[Given problem]: Each line that holds the word "距离扬声器" is to be identified and copied.
|---|
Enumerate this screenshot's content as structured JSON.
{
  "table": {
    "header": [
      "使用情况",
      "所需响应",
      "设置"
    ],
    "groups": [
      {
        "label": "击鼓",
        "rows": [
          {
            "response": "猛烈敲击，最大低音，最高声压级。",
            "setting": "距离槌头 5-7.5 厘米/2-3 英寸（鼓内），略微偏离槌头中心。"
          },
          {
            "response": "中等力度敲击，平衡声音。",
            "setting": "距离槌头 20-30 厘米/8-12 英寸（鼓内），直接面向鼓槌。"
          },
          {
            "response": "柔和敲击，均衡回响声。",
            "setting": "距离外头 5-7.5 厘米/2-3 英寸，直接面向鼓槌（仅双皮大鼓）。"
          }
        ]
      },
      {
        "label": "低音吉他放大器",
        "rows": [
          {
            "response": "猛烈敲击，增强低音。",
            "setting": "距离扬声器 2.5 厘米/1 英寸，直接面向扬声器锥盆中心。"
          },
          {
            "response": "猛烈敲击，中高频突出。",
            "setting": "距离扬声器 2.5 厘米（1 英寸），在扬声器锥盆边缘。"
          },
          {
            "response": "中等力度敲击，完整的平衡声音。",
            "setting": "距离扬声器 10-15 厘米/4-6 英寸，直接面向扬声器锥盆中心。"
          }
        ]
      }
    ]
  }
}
|---|
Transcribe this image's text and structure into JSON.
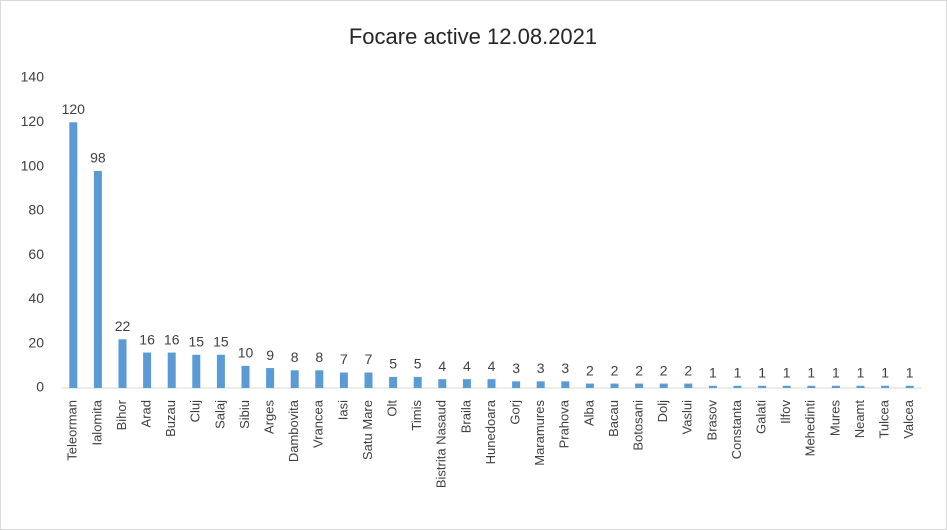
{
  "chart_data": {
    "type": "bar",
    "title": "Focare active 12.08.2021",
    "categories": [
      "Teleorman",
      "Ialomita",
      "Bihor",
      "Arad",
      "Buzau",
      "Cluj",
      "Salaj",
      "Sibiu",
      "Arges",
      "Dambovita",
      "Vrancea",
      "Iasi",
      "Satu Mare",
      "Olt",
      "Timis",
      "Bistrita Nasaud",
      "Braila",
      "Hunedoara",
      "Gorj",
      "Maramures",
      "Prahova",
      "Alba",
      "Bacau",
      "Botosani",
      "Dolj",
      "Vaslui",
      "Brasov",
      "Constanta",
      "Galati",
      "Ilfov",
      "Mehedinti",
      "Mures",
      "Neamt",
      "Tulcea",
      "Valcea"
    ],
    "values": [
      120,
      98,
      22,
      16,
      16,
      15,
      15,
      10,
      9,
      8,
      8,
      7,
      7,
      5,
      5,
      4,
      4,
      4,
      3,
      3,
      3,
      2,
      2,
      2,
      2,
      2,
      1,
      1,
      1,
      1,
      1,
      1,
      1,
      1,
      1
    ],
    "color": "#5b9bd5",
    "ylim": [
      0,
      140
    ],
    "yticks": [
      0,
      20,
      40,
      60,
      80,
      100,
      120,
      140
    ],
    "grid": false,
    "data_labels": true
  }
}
|---|
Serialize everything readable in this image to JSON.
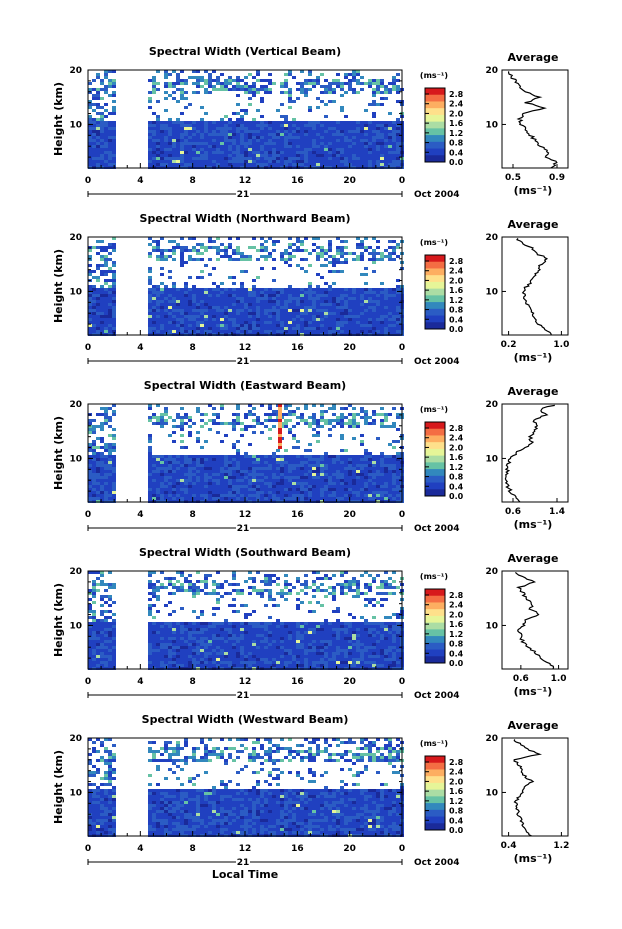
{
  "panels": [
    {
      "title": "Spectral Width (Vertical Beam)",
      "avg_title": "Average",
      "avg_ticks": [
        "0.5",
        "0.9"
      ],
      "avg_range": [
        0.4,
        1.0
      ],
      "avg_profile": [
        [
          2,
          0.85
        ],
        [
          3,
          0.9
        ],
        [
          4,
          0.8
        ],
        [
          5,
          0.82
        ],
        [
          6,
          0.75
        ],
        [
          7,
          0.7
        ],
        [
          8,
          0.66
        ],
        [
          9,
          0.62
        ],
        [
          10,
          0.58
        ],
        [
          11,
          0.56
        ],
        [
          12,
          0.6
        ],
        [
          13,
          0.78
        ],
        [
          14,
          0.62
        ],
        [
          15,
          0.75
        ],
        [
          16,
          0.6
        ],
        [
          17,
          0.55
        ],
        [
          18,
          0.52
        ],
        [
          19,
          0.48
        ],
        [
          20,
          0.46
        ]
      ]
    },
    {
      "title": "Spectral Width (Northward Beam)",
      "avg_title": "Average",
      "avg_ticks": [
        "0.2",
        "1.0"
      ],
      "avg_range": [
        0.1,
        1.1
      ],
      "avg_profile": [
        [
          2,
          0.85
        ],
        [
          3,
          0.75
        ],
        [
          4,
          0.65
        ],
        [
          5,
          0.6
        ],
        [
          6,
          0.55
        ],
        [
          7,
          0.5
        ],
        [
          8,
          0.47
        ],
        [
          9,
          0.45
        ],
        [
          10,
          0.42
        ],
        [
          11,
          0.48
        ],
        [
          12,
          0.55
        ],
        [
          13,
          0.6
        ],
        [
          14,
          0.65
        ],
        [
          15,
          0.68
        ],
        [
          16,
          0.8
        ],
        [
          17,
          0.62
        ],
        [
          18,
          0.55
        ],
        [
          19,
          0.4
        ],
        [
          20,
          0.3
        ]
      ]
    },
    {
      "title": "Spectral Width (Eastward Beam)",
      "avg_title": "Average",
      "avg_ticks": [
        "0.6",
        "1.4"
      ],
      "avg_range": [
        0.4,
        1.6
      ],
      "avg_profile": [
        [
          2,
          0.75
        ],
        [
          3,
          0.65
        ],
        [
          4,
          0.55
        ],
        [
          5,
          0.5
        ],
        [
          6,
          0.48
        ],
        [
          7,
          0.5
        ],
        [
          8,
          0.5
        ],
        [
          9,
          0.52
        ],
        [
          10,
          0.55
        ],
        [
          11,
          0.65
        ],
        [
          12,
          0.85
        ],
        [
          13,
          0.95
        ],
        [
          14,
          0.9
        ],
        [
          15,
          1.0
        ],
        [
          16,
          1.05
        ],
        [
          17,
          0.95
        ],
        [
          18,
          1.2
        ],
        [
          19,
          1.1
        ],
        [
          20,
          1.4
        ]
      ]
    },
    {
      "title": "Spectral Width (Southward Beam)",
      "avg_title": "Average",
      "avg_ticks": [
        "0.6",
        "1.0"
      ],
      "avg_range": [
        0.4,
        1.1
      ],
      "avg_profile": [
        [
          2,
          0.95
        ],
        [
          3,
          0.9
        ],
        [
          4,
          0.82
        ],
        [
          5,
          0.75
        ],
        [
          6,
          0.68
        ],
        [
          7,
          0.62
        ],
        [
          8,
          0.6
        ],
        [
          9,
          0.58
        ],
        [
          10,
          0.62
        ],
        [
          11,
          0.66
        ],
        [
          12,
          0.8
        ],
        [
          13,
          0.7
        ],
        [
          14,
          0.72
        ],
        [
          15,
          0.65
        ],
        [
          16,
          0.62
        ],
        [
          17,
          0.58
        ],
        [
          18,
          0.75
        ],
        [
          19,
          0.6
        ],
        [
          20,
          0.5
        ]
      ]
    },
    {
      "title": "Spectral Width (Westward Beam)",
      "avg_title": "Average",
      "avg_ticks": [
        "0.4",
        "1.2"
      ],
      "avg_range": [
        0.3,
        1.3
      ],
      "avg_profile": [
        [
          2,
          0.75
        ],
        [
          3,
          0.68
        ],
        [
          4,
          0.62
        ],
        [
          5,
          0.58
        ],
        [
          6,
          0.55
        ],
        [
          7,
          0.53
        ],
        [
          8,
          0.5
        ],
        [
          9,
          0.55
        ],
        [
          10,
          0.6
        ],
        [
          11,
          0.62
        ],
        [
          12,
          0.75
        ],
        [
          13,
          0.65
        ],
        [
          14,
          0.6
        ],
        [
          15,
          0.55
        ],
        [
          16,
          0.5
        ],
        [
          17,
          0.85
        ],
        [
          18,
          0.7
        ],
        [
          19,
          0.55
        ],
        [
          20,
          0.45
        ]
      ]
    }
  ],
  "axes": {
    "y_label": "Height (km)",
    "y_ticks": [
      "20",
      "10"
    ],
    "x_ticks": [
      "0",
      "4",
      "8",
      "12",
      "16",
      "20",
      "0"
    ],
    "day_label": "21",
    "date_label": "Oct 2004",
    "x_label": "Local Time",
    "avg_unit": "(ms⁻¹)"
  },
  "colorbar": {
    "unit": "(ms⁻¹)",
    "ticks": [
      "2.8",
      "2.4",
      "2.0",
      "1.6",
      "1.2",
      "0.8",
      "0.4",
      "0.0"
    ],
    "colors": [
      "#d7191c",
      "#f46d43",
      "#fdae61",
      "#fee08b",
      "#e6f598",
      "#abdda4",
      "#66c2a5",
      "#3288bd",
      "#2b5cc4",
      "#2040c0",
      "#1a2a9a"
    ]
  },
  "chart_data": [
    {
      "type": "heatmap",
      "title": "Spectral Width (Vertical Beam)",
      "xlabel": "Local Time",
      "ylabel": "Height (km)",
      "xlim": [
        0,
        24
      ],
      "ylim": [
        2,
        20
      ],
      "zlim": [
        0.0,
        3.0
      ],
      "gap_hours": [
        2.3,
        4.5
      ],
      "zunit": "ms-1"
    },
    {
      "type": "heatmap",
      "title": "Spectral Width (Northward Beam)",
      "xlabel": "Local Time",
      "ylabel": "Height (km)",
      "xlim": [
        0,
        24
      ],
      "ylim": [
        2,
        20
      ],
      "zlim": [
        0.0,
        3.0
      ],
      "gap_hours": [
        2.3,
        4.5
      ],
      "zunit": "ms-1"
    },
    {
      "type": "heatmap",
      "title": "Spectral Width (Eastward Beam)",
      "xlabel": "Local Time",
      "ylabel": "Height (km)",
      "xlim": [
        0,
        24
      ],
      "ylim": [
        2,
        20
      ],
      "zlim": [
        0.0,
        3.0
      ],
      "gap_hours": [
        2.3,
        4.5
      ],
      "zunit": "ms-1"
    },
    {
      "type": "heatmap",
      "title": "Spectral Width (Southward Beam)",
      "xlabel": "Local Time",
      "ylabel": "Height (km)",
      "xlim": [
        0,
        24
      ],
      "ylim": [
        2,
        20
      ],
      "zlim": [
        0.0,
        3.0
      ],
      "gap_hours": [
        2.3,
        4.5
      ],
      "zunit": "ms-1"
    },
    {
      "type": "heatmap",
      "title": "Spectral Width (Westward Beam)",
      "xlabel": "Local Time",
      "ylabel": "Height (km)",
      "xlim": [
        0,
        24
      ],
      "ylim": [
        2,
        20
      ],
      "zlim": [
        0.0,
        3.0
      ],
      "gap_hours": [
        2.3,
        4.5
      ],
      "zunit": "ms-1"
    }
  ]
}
|---|
[Task response]:
            "setting": "距离扬声器 2.5 厘米/1 英寸，直接面向扬声器锥盆中心。"
            "setting": "距离扬声器 2.5 厘米（1 英寸），在扬声器锥盆边缘。"
            "setting": "距离扬声器 10-15 厘米/4-6 英寸，直接面向扬声器锥盆中心。"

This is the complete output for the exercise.